Given request: Transcribe every line exactly. Leave the pictures behind.

Material shown:
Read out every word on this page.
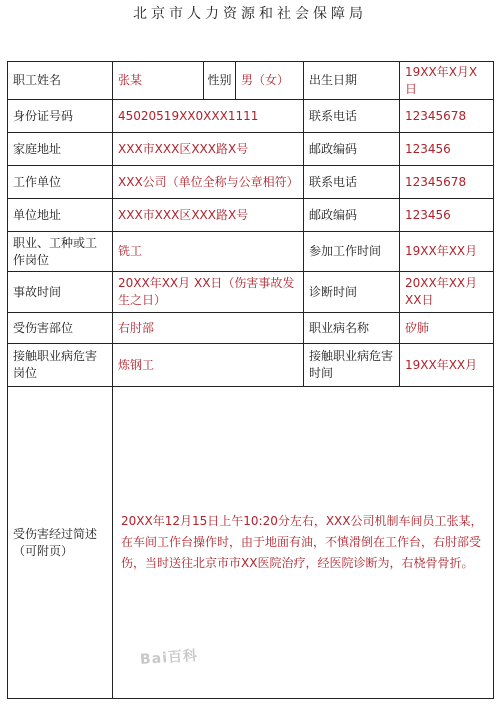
北京市人力资源和社会保障局
职工姓名	张某	性别	男（女）	出生日期	19XX年X月X日
身份证号码	45020519XX0XXX1111			联系电话	12345678
家庭地址	XXX市XXX区XXX路X号			邮政编码	123456
工作单位	XXX公司（单位全称与公章相符）			联系电话	12345678
单位地址	XXX市XXX区XXX路X号			邮政编码	123456
职业、工种或工作岗位	铣工			参加工作时间	19XX年XX月
事故时间	20XX年XX月 XX日（伤害事故发生之日）			诊断时间	20XX年XX月XX日
受伤害部位	右肘部			职业病名称	矽肺
接触职业病危害岗位	炼钢工			接触职业病危害时间	19XX年XX月
受伤害经过简述（可附页）	20XX年12月15日上午10:20分左右，XXX公司机制车间员工张某，在车间工作台操作时，由于地面有油，不慎滑倒在工作台，右肘部受伤，当时送往北京市市XX医院治疗，经医院诊断为，右桡骨骨折。				
Bai百科
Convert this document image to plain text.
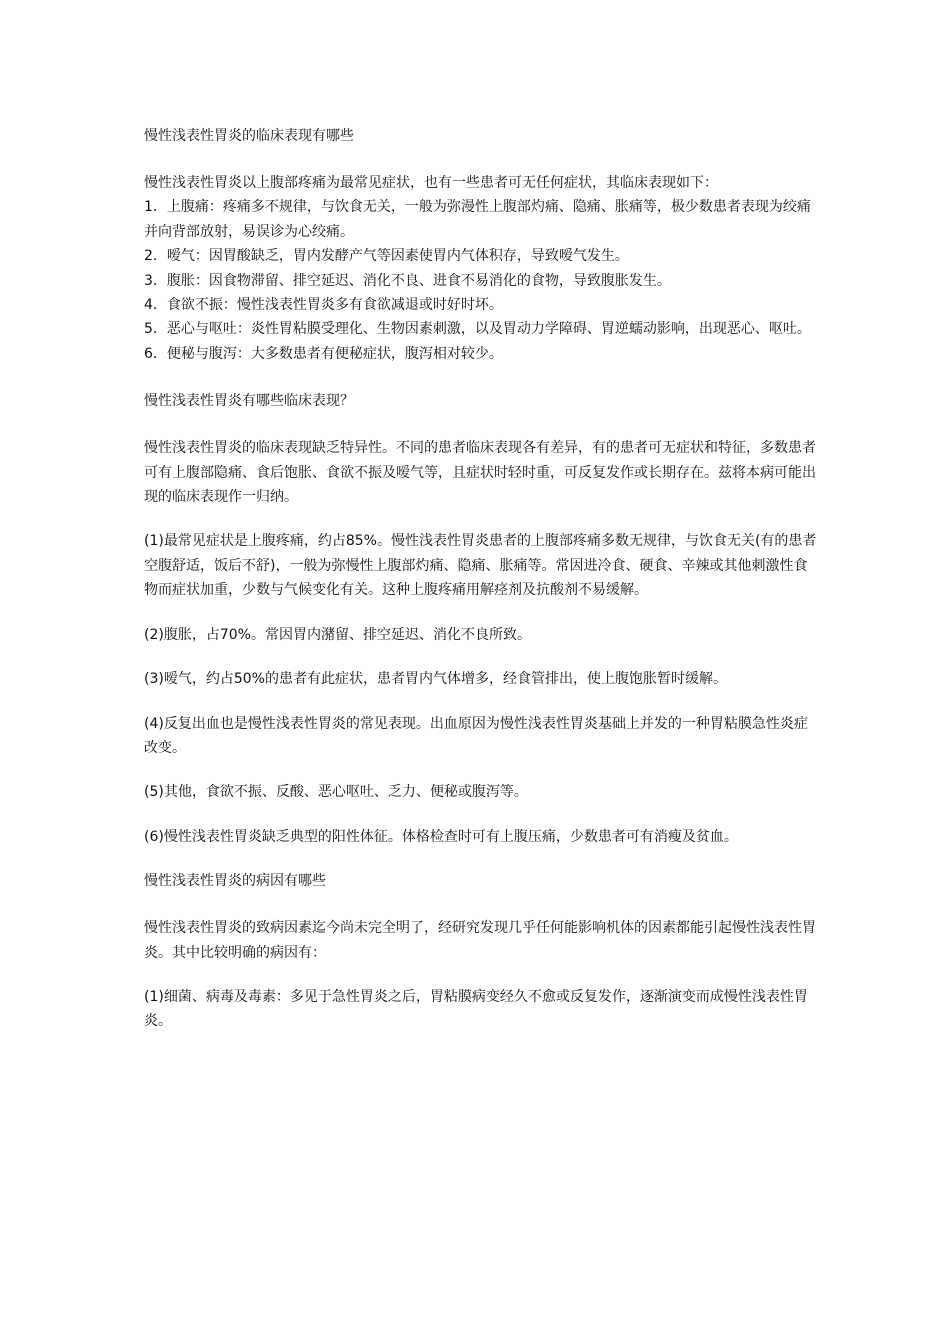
慢性浅表性胃炎的临床表现有哪些

慢性浅表性胃炎以上腹部疼痛为最常见症状，也有一些患者可无任何症状，其临床表现如下：

1．上腹痛：疼痛多不规律，与饮食无关，一般为弥漫性上腹部灼痛、隐痛、胀痛等，极少数患者表现为绞痛并向背部放射，易误诊为心绞痛。

2．嗳气：因胃酸缺乏，胃内发酵产气等因素使胃内气体积存，导致嗳气发生。

3．腹胀：因食物滞留、排空延迟、消化不良、进食不易消化的食物，导致腹胀发生。

4．食欲不振：慢性浅表性胃炎多有食欲减退或时好时坏。

5．恶心与呕吐：炎性胃粘膜受理化、生物因素刺激，以及胃动力学障碍、胃逆蠕动影响，出现恶心、呕吐。

6．便秘与腹泻：大多数患者有便秘症状，腹泻相对较少。

慢性浅表性胃炎有哪些临床表现？

慢性浅表性胃炎的临床表现缺乏特异性。不同的患者临床表现各有差异，有的患者可无症状和特征，多数患者可有上腹部隐痛、食后饱胀、食欲不振及嗳气等，且症状时轻时重，可反复发作或长期存在。兹将本病可能出现的临床表现作一归纳。

(1)最常见症状是上腹疼痛，约占85%。慢性浅表性胃炎患者的上腹部疼痛多数无规律，与饮食无关(有的患者空腹舒适，饭后不舒)，一般为弥慢性上腹部灼痛、隐痛、胀痛等。常因进冷食、硬食、辛辣或其他刺激性食物而症状加重，少数与气候变化有关。这种上腹疼痛用解痉剂及抗酸剂不易缓解。

(2)腹胀，占70%。常因胃内潴留、排空延迟、消化不良所致。

(3)嗳气，约占50%的患者有此症状，患者胃内气体增多，经食管排出，使上腹饱胀暂时缓解。

(4)反复出血也是慢性浅表性胃炎的常见表现。出血原因为慢性浅表性胃炎基础上并发的一种胃粘膜急性炎症改变。

(5)其他，食欲不振、反酸、恶心呕吐、乏力、便秘或腹泻等。

(6)慢性浅表性胃炎缺乏典型的阳性体征。体格检查时可有上腹压痛，少数患者可有消瘦及贫血。

慢性浅表性胃炎的病因有哪些

慢性浅表性胃炎的致病因素迄今尚未完全明了，经研究发现几乎任何能影响机体的因素都能引起慢性浅表性胃炎。其中比较明确的病因有：

(1)细菌、病毒及毒素：多见于急性胃炎之后，胃粘膜病变经久不愈或反复发作，逐渐演变而成慢性浅表性胃炎。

Final result:
Read out every word on this page.
北京市人力资源和社会保障局
职工姓名	张某	性别	男（女）	出生日期	19XX年X月X日
身份证号码	45020519XX0XXX1111			联系电话	12345678
家庭地址	XXX市XXX区XXX路X号			邮政编码	123456
工作单位	XXX公司（单位全称与公章相符）			联系电话	12345678
单位地址	XXX市XXX区XXX路X号			邮政编码	123456
职业、工种或工作岗位	铣工			参加工作时间	19XX年XX月
事故时间	20XX年XX月 XX日（伤害事故发生之日）			诊断时间	20XX年XX月XX日
受伤害部位	右肘部			职业病名称	矽肺
接触职业病危害岗位	炼钢工			接触职业病危害时间	19XX年XX月
受伤害经过简述（可附页）	20XX年12月15日上午10:20分左右，XXX公司机制车间员工张某，在车间工作台操作时，由于地面有油，不慎滑倒在工作台，右肘部受伤，当时送往北京市市XX医院治疗，经医院诊断为，右桡骨骨折。				
Bai百科
Convert this document image to plain text.
慢性浅表性胃炎的临床表现有哪些

慢性浅表性胃炎以上腹部疼痛为最常见症状，也有一些患者可无任何症状，其临床表现如下：

1．上腹痛：疼痛多不规律，与饮食无关，一般为弥漫性上腹部灼痛、隐痛、胀痛等，极少数患者表现为绞痛并向背部放射，易误诊为心绞痛。

2．嗳气：因胃酸缺乏，胃内发酵产气等因素使胃内气体积存，导致嗳气发生。

3．腹胀：因食物滞留、排空延迟、消化不良、进食不易消化的食物，导致腹胀发生。

4．食欲不振：慢性浅表性胃炎多有食欲减退或时好时坏。

5．恶心与呕吐：炎性胃粘膜受理化、生物因素刺激，以及胃动力学障碍、胃逆蠕动影响，出现恶心、呕吐。

6．便秘与腹泻：大多数患者有便秘症状，腹泻相对较少。

慢性浅表性胃炎有哪些临床表现？

慢性浅表性胃炎的临床表现缺乏特异性。不同的患者临床表现各有差异，有的患者可无症状和特征，多数患者可有上腹部隐痛、食后饱胀、食欲不振及嗳气等，且症状时轻时重，可反复发作或长期存在。兹将本病可能出现的临床表现作一归纳。

(1)最常见症状是上腹疼痛，约占85%。慢性浅表性胃炎患者的上腹部疼痛多数无规律，与饮食无关(有的患者空腹舒适，饭后不舒)，一般为弥慢性上腹部灼痛、隐痛、胀痛等。常因进冷食、硬食、辛辣或其他刺激性食物而症状加重，少数与气候变化有关。这种上腹疼痛用解痉剂及抗酸剂不易缓解。

(2)腹胀，占70%。常因胃内潴留、排空延迟、消化不良所致。

(3)嗳气，约占50%的患者有此症状，患者胃内气体增多，经食管排出，使上腹饱胀暂时缓解。

(4)反复出血也是慢性浅表性胃炎的常见表现。出血原因为慢性浅表性胃炎基础上并发的一种胃粘膜急性炎症改变。

(5)其他，食欲不振、反酸、恶心呕吐、乏力、便秘或腹泻等。

(6)慢性浅表性胃炎缺乏典型的阳性体征。体格检查时可有上腹压痛，少数患者可有消瘦及贫血。

慢性浅表性胃炎的病因有哪些

慢性浅表性胃炎的致病因素迄今尚未完全明了，经研究发现几乎任何能影响机体的因素都能引起慢性浅表性胃炎。其中比较明确的病因有：

(1)细菌、病毒及毒素：多见于急性胃炎之后，胃粘膜病变经久不愈或反复发作，逐渐演变而成慢性浅表性胃炎。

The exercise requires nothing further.